EXERCISE TASK: Pick out every line of the listing that contains the string "chart", and copy each line in full.

AVAILABLE RECORDS:
——

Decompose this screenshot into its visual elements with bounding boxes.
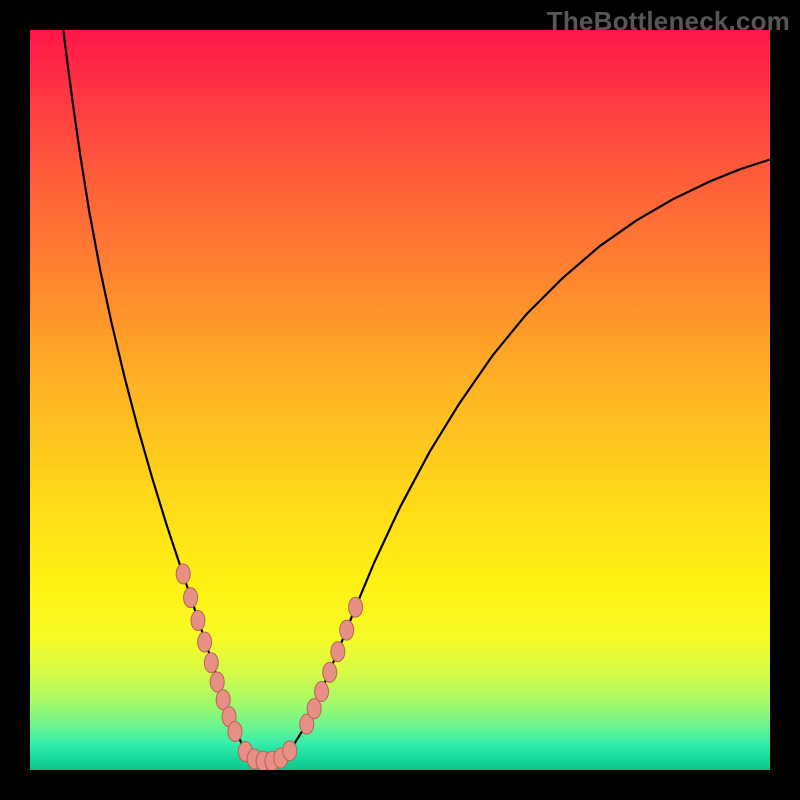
curve-marker xyxy=(315,682,329,702)
plot-area xyxy=(30,30,770,770)
curve-marker xyxy=(331,642,345,662)
chart-background xyxy=(30,30,770,770)
curve-marker xyxy=(184,588,198,608)
curve-marker xyxy=(204,653,218,673)
curve-marker xyxy=(349,597,363,617)
chart-svg xyxy=(30,30,770,770)
curve-marker xyxy=(340,620,354,640)
curve-marker xyxy=(307,699,321,719)
watermark-text: TheBottleneck.com xyxy=(547,6,790,37)
curve-marker xyxy=(210,672,224,692)
curve-marker xyxy=(228,722,242,742)
curve-marker xyxy=(198,632,212,652)
curve-marker xyxy=(323,662,337,682)
curve-marker xyxy=(283,741,297,761)
curve-marker xyxy=(176,564,190,584)
curve-marker xyxy=(191,611,205,631)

——

RESPONSE BELOW:
chart-background xyxy=(30,30,770,770)
chart-svg xyxy=(30,30,770,770)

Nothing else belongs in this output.